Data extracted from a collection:

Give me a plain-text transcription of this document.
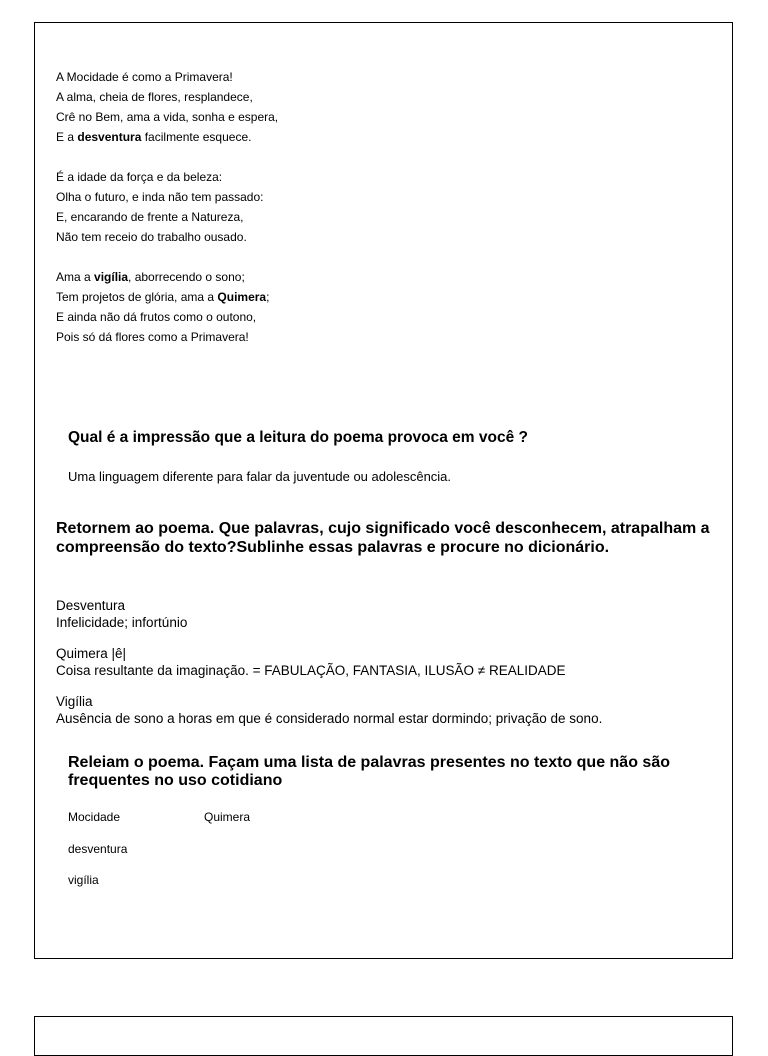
A Mocidade é como a Primavera!
A alma, cheia de flores, resplandece,
Crê no Bem, ama a vida, sonha e espera,
E a desventura facilmente esquece.
É a idade da força e da beleza:
Olha o futuro, e inda não tem passado:
E, encarando de frente a Natureza,
Não tem receio do trabalho ousado.
Ama a vigília, aborrecendo o sono;
Tem projetos de glória, ama a Quimera;
E ainda não dá frutos como o outono,
Pois só dá flores como a Primavera!
Qual é a impressão que a leitura do poema provoca em você ?
Uma linguagem diferente para falar da juventude ou adolescência.
Retornem ao poema. Que palavras, cujo significado você desconhecem, atrapalham a compreensão do texto?Sublinhe essas palavras e procure no dicionário.
Desventura
Infelicidade; infortúnio
Quimera |ê|
Coisa resultante da imaginação. = FABULAÇÃO, FANTASIA, ILUSÃO ≠ REALIDADE
Vigília
Ausência de sono a horas em que é considerado normal estar dormindo; privação de sono.
Releiam o poema. Façam uma lista de palavras presentes no texto que não são frequentes no uso cotidiano
Mocidade	Quimera
desventura
vigília
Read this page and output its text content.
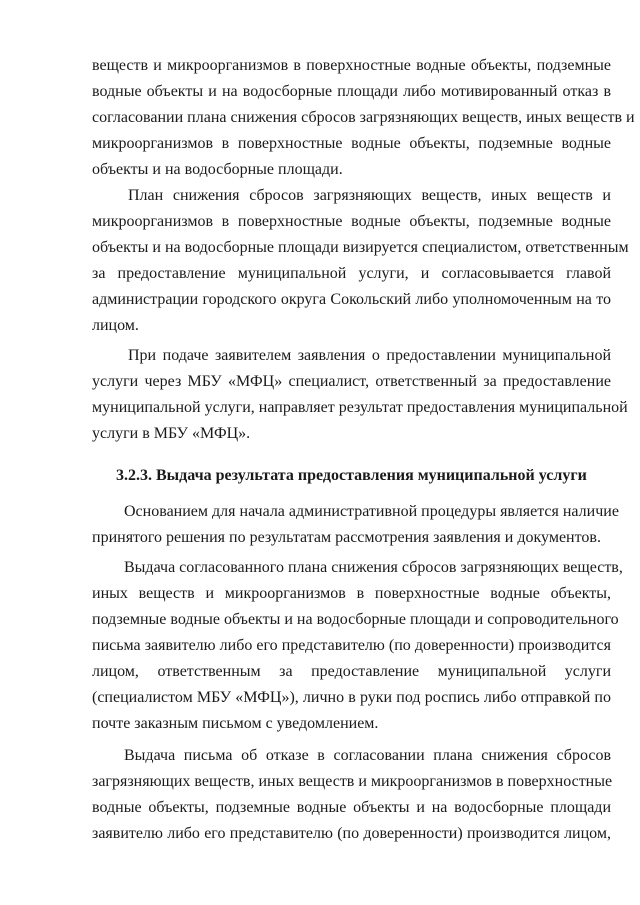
веществ и микроорганизмов в поверхностные водные объекты, подземные
водные объекты и на водосборные площади либо мотивированный отказ в
согласовании плана снижения сбросов загрязняющих веществ, иных веществ и
микроорганизмов в поверхностные водные объекты, подземные водные
объекты и на водосборные площади.
План снижения сбросов загрязняющих веществ, иных веществ и
микроорганизмов в поверхностные водные объекты, подземные водные
объекты и на водосборные площади визируется специалистом, ответственным
за предоставление муниципальной услуги, и согласовывается главой
администрации городского округа Сокольский либо уполномоченным на то
лицом.
При подаче заявителем заявления о предоставлении муниципальной
услуги через МБУ «МФЦ» специалист, ответственный за предоставление
муниципальной услуги, направляет результат предоставления муниципальной
услуги в МБУ «МФЦ».
3.2.3. Выдача результата предоставления муниципальной услуги
Основанием для начала административной процедуры является наличие
принятого решения по результатам рассмотрения заявления и документов.
Выдача согласованного плана снижения сбросов загрязняющих веществ,
иных веществ и микроорганизмов в поверхностные водные объекты,
подземные водные объекты и на водосборные площади и сопроводительного
письма заявителю либо его представителю (по доверенности) производится
лицом, ответственным за предоставление муниципальной услуги
(специалистом МБУ «МФЦ»), лично в руки под роспись либо отправкой по
почте заказным письмом с уведомлением.
Выдача письма об отказе в согласовании плана снижения сбросов
загрязняющих веществ, иных веществ и микроорганизмов в поверхностные
водные объекты, подземные водные объекты и на водосборные площади
заявителю либо его представителю (по доверенности) производится лицом,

> Exercise details
The data above needs to be retyped exactly, with the images left out.

> Completed task
Give me a plain-text transcription of this document.
A Mocidade é como a Primavera!
A alma, cheia de flores, resplandece,
Crê no Bem, ama a vida, sonha e espera,
E a desventura facilmente esquece.
É a idade da força e da beleza:
Olha o futuro, e inda não tem passado:
E, encarando de frente a Natureza,
Não tem receio do trabalho ousado.
Ama a vigília, aborrecendo o sono;
Tem projetos de glória, ama a Quimera;
E ainda não dá frutos como o outono,
Pois só dá flores como a Primavera!
Qual é a impressão que a leitura do poema provoca em você ?
Uma linguagem diferente para falar da juventude ou adolescência.
Retornem ao poema. Que palavras, cujo significado você desconhecem, atrapalham a compreensão do texto?Sublinhe essas palavras e procure no dicionário.
Desventura
Infelicidade; infortúnio
Quimera |ê|
Coisa resultante da imaginação. = FABULAÇÃO, FANTASIA, ILUSÃO ≠ REALIDADE
Vigília
Ausência de sono a horas em que é considerado normal estar dormindo; privação de sono.
Releiam o poema. Façam uma lista de palavras presentes no texto que não são frequentes no uso cotidiano
Mocidade	Quimera
desventura
vigília
Read this page and output its text content.
веществ и микроорганизмов в поверхностные водные объекты, подземные
водные объекты и на водосборные площади либо мотивированный отказ в
согласовании плана снижения сбросов загрязняющих веществ, иных веществ и
микроорганизмов в поверхностные водные объекты, подземные водные
объекты и на водосборные площади.
План снижения сбросов загрязняющих веществ, иных веществ и
микроорганизмов в поверхностные водные объекты, подземные водные
объекты и на водосборные площади визируется специалистом, ответственным
за предоставление муниципальной услуги, и согласовывается главой
администрации городского округа Сокольский либо уполномоченным на то
лицом.
При подаче заявителем заявления о предоставлении муниципальной
услуги через МБУ «МФЦ» специалист, ответственный за предоставление
муниципальной услуги, направляет результат предоставления муниципальной
услуги в МБУ «МФЦ».
3.2.3. Выдача результата предоставления муниципальной услуги
Основанием для начала административной процедуры является наличие
принятого решения по результатам рассмотрения заявления и документов.
Выдача согласованного плана снижения сбросов загрязняющих веществ,
иных веществ и микроорганизмов в поверхностные водные объекты,
подземные водные объекты и на водосборные площади и сопроводительного
письма заявителю либо его представителю (по доверенности) производится
лицом, ответственным за предоставление муниципальной услуги
(специалистом МБУ «МФЦ»), лично в руки под роспись либо отправкой по
почте заказным письмом с уведомлением.
Выдача письма об отказе в согласовании плана снижения сбросов
загрязняющих веществ, иных веществ и микроорганизмов в поверхностные
водные объекты, подземные водные объекты и на водосборные площади
заявителю либо его представителю (по доверенности) производится лицом,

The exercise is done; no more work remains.